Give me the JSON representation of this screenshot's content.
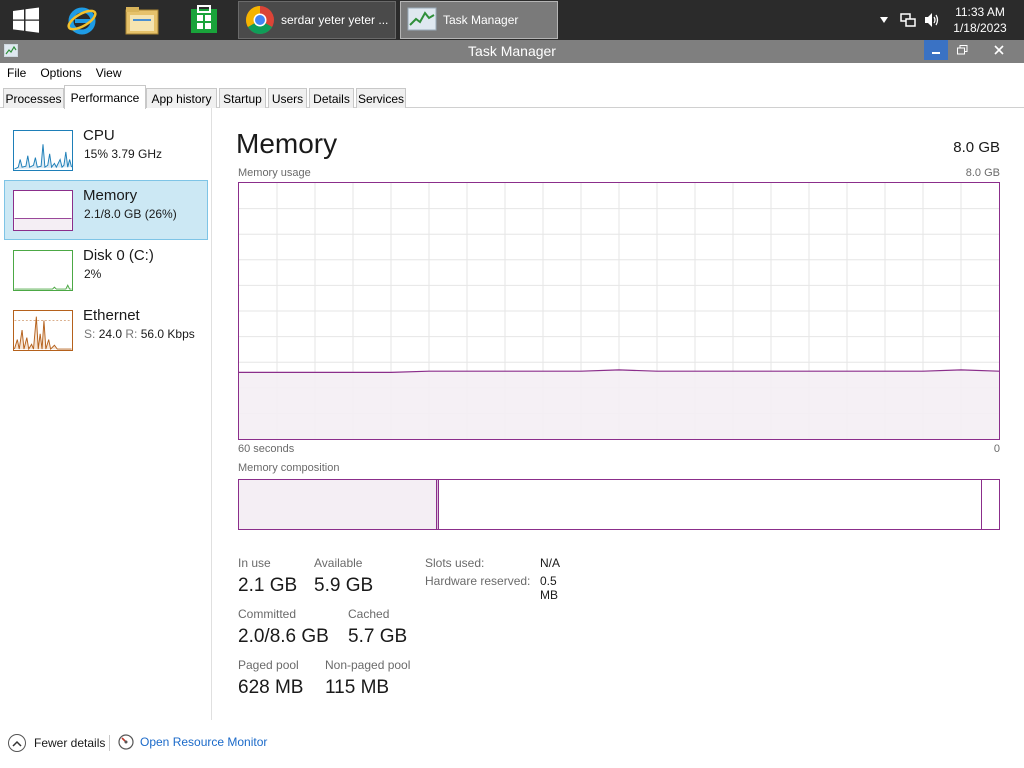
{
  "taskbar": {
    "tasks": [
      {
        "label": "serdar yeter yeter ..."
      },
      {
        "label": "Task Manager"
      }
    ],
    "clock": {
      "time": "11:33 AM",
      "date": "1/18/2023"
    }
  },
  "window": {
    "title": "Task Manager"
  },
  "menu": {
    "file": "File",
    "options": "Options",
    "view": "View"
  },
  "tabs": [
    {
      "label": "Processes"
    },
    {
      "label": "Performance"
    },
    {
      "label": "App history"
    },
    {
      "label": "Startup"
    },
    {
      "label": "Users"
    },
    {
      "label": "Details"
    },
    {
      "label": "Services"
    }
  ],
  "sidebar": {
    "items": [
      {
        "name": "CPU",
        "detail": "15%  3.79 GHz"
      },
      {
        "name": "Memory",
        "detail": "2.1/8.0 GB (26%)"
      },
      {
        "name": "Disk 0 (C:)",
        "detail": "2%"
      },
      {
        "name": "Ethernet",
        "detail_s_label": "S:",
        "detail_s_value": "24.0",
        "detail_r_label": "R:",
        "detail_r_value": "56.0 Kbps"
      }
    ]
  },
  "memory": {
    "title": "Memory",
    "total": "8.0 GB",
    "usage_label": "Memory usage",
    "usage_max": "8.0 GB",
    "time_span": "60 seconds",
    "time_end": "0",
    "composition_label": "Memory composition",
    "usage_history_fraction": [
      0.26,
      0.26,
      0.26,
      0.26,
      0.26,
      0.265,
      0.265,
      0.265,
      0.265,
      0.265,
      0.27,
      0.265,
      0.265,
      0.265,
      0.265,
      0.265,
      0.265,
      0.265,
      0.265,
      0.27,
      0.265
    ],
    "composition_fractions": {
      "in_use": 0.26,
      "modified": 0.002,
      "standby": 0.715,
      "free": 0.023
    },
    "colors": {
      "accent": "#8b2e8b",
      "fill": "#f4eef4",
      "grid": "#e6e6e6"
    },
    "stats": {
      "in_use_label": "In use",
      "in_use": "2.1 GB",
      "available_label": "Available",
      "available": "5.9 GB",
      "committed_label": "Committed",
      "committed": "2.0/8.6 GB",
      "cached_label": "Cached",
      "cached": "5.7 GB",
      "paged_pool_label": "Paged pool",
      "paged_pool": "628 MB",
      "nonpaged_pool_label": "Non-paged pool",
      "nonpaged_pool": "115 MB",
      "slots_used_label": "Slots used:",
      "slots_used": "N/A",
      "hw_reserved_label": "Hardware reserved:",
      "hw_reserved": "0.5 MB"
    }
  },
  "footer": {
    "fewer_details": "Fewer details",
    "open_resource_monitor": "Open Resource Monitor"
  }
}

_EXERCISE TASK_.
Without the pictures, restate each entry exactly.

_OUTPUT FOR THIS TASK_.
Give me the JSON representation of this screenshot's content.
{
  "taskbar": {
    "tasks": [
      {
        "label": "serdar yeter yeter ..."
      },
      {
        "label": "Task Manager"
      }
    ],
    "clock": {
      "time": "11:33 AM",
      "date": "1/18/2023"
    }
  },
  "window": {
    "title": "Task Manager"
  },
  "menu": {
    "file": "File",
    "options": "Options",
    "view": "View"
  },
  "tabs": [
    {
      "label": "Processes"
    },
    {
      "label": "Performance"
    },
    {
      "label": "App history"
    },
    {
      "label": "Startup"
    },
    {
      "label": "Users"
    },
    {
      "label": "Details"
    },
    {
      "label": "Services"
    }
  ],
  "sidebar": {
    "items": [
      {
        "name": "CPU",
        "detail": "15%  3.79 GHz"
      },
      {
        "name": "Memory",
        "detail": "2.1/8.0 GB (26%)"
      },
      {
        "name": "Disk 0 (C:)",
        "detail": "2%"
      },
      {
        "name": "Ethernet",
        "detail_s_label": "S:",
        "detail_s_value": "24.0",
        "detail_r_label": "R:",
        "detail_r_value": "56.0 Kbps"
      }
    ]
  },
  "memory": {
    "title": "Memory",
    "total": "8.0 GB",
    "usage_label": "Memory usage",
    "usage_max": "8.0 GB",
    "time_span": "60 seconds",
    "time_end": "0",
    "composition_label": "Memory composition",
    "usage_history_fraction": [
      0.26,
      0.26,
      0.26,
      0.26,
      0.26,
      0.265,
      0.265,
      0.265,
      0.265,
      0.265,
      0.27,
      0.265,
      0.265,
      0.265,
      0.265,
      0.265,
      0.265,
      0.265,
      0.265,
      0.27,
      0.265
    ],
    "composition_fractions": {
      "in_use": 0.26,
      "modified": 0.002,
      "standby": 0.715,
      "free": 0.023
    },
    "colors": {
      "accent": "#8b2e8b",
      "fill": "#f4eef4",
      "grid": "#e6e6e6"
    },
    "stats": {
      "in_use_label": "In use",
      "in_use": "2.1 GB",
      "available_label": "Available",
      "available": "5.9 GB",
      "committed_label": "Committed",
      "committed": "2.0/8.6 GB",
      "cached_label": "Cached",
      "cached": "5.7 GB",
      "paged_pool_label": "Paged pool",
      "paged_pool": "628 MB",
      "nonpaged_pool_label": "Non-paged pool",
      "nonpaged_pool": "115 MB",
      "slots_used_label": "Slots used:",
      "slots_used": "N/A",
      "hw_reserved_label": "Hardware reserved:",
      "hw_reserved": "0.5 MB"
    }
  },
  "footer": {
    "fewer_details": "Fewer details",
    "open_resource_monitor": "Open Resource Monitor"
  }
}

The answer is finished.